WHAT NEEDS TO BE DONE: List all lines in the material below that contain "title".

TASK DATA:

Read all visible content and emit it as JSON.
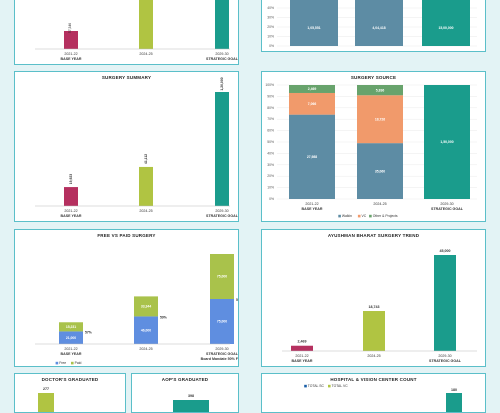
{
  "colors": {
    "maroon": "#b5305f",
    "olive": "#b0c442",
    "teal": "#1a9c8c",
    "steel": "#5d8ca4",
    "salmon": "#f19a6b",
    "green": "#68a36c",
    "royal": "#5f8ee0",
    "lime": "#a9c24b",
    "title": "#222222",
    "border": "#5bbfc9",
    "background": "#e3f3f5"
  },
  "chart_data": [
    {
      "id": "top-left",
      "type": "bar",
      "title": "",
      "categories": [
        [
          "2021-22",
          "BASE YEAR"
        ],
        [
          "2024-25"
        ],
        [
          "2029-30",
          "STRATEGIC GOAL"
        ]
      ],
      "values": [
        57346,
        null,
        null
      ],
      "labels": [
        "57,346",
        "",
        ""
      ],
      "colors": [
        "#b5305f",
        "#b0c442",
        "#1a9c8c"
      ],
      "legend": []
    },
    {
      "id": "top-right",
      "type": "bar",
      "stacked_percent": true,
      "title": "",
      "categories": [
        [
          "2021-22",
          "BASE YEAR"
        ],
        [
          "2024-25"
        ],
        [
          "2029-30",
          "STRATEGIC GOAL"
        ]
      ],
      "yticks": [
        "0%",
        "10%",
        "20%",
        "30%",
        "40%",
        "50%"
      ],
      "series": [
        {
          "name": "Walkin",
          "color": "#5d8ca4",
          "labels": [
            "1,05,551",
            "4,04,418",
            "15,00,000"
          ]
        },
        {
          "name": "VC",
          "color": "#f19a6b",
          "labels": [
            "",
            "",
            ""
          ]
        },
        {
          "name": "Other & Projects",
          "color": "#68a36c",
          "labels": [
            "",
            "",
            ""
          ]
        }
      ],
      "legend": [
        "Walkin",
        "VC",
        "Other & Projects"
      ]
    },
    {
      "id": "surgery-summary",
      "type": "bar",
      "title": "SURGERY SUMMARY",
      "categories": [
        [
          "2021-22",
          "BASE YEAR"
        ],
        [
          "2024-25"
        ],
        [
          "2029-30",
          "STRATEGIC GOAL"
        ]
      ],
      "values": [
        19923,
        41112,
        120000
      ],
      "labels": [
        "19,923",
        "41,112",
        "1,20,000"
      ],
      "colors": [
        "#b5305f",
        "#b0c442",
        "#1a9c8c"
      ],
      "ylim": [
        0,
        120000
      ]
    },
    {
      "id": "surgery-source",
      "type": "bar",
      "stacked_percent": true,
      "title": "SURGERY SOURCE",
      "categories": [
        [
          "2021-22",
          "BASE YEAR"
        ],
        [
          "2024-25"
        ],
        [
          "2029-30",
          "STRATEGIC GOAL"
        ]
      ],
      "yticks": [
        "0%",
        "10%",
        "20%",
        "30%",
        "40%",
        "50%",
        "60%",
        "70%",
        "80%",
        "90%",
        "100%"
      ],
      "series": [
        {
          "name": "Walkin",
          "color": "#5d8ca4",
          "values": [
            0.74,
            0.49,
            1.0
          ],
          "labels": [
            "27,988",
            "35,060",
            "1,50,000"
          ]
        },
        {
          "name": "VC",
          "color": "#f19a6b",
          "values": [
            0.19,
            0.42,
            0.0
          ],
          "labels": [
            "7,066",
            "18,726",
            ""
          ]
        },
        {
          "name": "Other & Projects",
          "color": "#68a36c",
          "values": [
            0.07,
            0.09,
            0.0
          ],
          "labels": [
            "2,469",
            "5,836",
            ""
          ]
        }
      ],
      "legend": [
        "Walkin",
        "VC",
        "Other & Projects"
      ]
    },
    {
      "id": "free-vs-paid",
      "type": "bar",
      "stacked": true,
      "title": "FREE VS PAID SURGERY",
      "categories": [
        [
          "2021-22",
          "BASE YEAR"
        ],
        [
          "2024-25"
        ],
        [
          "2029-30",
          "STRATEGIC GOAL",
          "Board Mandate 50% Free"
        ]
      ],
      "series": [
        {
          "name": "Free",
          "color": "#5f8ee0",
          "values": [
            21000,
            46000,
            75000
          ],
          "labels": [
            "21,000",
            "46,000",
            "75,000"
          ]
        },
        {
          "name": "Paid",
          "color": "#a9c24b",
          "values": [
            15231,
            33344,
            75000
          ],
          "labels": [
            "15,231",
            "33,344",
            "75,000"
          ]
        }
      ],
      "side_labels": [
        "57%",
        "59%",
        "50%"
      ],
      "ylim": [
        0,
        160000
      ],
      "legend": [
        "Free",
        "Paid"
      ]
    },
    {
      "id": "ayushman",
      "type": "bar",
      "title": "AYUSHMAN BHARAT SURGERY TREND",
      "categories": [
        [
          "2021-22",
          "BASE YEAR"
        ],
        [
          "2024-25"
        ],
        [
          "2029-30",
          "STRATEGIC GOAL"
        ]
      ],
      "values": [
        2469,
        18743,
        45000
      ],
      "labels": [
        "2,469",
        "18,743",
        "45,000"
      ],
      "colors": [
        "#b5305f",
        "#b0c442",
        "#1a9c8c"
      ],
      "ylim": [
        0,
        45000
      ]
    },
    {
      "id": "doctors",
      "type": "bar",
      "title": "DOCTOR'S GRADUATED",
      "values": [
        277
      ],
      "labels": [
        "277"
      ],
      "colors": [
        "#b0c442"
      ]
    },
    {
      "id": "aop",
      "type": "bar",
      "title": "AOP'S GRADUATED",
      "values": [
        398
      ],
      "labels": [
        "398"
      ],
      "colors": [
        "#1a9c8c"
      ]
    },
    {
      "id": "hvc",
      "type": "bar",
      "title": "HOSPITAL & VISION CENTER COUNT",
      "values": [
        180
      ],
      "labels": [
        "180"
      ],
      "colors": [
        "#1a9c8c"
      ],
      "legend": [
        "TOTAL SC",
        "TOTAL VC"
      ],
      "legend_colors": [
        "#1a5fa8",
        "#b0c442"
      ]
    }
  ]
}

PROBLEM SOLUTION:
    "title": "#222222",
      "title": "",
      "title": "",
      "title": "SURGERY SUMMARY",
      "title": "SURGERY SOURCE",
      "title": "FREE VS PAID SURGERY",
      "title": "AYUSHMAN BHARAT SURGERY TREND",
      "title": "DOCTOR'S GRADUATED",
      "title": "AOP'S GRADUATED",
      "title": "HOSPITAL & VISION CENTER COUNT",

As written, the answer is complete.